▶ [STATED TASK]: Copy each entry as it stands, leaving nothing out.

++++

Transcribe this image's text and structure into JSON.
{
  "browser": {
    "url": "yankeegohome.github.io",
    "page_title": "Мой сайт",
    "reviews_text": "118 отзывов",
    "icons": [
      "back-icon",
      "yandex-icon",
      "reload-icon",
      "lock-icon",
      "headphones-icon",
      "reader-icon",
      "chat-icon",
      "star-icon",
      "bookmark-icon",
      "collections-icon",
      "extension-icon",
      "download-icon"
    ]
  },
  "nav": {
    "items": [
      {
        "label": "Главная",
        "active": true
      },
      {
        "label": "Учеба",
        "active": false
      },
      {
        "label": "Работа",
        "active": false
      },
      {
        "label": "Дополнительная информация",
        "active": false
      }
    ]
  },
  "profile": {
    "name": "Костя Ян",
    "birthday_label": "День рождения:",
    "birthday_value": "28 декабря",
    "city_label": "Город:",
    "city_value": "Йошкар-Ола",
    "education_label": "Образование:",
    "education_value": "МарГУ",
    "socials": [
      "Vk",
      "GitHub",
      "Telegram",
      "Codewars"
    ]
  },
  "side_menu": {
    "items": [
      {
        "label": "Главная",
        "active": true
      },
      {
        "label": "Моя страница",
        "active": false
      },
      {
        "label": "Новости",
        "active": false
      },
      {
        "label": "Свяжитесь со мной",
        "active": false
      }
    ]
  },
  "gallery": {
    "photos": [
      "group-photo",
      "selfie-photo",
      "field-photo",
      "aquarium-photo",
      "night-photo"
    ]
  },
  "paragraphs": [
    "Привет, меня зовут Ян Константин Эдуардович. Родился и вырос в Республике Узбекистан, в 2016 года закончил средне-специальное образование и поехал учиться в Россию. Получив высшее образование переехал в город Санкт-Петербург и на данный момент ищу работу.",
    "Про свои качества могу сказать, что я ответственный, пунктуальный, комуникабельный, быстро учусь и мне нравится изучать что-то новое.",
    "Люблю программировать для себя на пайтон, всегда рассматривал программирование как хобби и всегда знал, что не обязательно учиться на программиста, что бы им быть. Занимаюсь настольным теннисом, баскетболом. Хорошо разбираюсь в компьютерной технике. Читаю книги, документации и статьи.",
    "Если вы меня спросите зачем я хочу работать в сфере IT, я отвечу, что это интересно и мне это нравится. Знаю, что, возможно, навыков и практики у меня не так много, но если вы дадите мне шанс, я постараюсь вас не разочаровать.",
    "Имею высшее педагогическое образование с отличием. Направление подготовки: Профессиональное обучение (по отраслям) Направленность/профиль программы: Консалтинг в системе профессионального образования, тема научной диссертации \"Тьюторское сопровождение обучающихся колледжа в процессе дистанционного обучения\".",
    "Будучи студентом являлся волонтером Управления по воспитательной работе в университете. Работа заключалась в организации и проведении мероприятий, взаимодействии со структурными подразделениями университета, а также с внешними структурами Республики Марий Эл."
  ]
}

++++

▶ [THE RESPONSE]:
Transcribe this image's text and structure into JSON.
{
  "browser": {
    "url": "yankeegohome.github.io",
    "page_title": "Мой сайт",
    "reviews_text": "118 отзывов",
    "icons": [
      "back-icon",
      "yandex-icon",
      "reload-icon",
      "lock-icon",
      "headphones-icon",
      "reader-icon",
      "chat-icon",
      "star-icon",
      "bookmark-icon",
      "collections-icon",
      "extension-icon",
      "download-icon"
    ]
  },
  "nav": {
    "items": [
      {
        "label": "Главная",
        "active": true
      },
      {
        "label": "Учеба",
        "active": false
      },
      {
        "label": "Работа",
        "active": false
      },
      {
        "label": "Дополнительная информация",
        "active": false
      }
    ]
  },
  "profile": {
    "name": "Костя Ян",
    "birthday_label": "День рождения:",
    "birthday_value": "28 декабря",
    "city_label": "Город:",
    "city_value": "Йошкар-Ола",
    "education_label": "Образование:",
    "education_value": "МарГУ",
    "socials": [
      "Vk",
      "GitHub",
      "Telegram",
      "Codewars"
    ]
  },
  "side_menu": {
    "items": [
      {
        "label": "Главная",
        "active": true
      },
      {
        "label": "Моя страница",
        "active": false
      },
      {
        "label": "Новости",
        "active": false
      },
      {
        "label": "Свяжитесь со мной",
        "active": false
      }
    ]
  },
  "gallery": {
    "photos": [
      "group-photo",
      "selfie-photo",
      "field-photo",
      "aquarium-photo",
      "night-photo"
    ]
  },
  "paragraphs": [
    "Привет, меня зовут Ян Константин Эдуардович. Родился и вырос в Республике Узбекистан, в 2016 года закончил средне-специальное образование и поехал учиться в Россию. Получив высшее образование переехал в город Санкт-Петербург и на данный момент ищу работу.",
    "Про свои качества могу сказать, что я ответственный, пунктуальный, комуникабельный, быстро учусь и мне нравится изучать что-то новое.",
    "Люблю программировать для себя на пайтон, всегда рассматривал программирование как хобби и всегда знал, что не обязательно учиться на программиста, что бы им быть. Занимаюсь настольным теннисом, баскетболом. Хорошо разбираюсь в компьютерной технике. Читаю книги, документации и статьи.",
    "Если вы меня спросите зачем я хочу работать в сфере IT, я отвечу, что это интересно и мне это нравится. Знаю, что, возможно, навыков и практики у меня не так много, но если вы дадите мне шанс, я постараюсь вас не разочаровать.",
    "Имею высшее педагогическое образование с отличием. Направление подготовки: Профессиональное обучение (по отраслям) Направленность/профиль программы: Консалтинг в системе профессионального образования, тема научной диссертации \"Тьюторское сопровождение обучающихся колледжа в процессе дистанционного обучения\".",
    "Будучи студентом являлся волонтером Управления по воспитательной работе в университете. Работа заключалась в организации и проведении мероприятий, взаимодействии со структурными подразделениями университета, а также с внешними структурами Республики Марий Эл."
  ]
}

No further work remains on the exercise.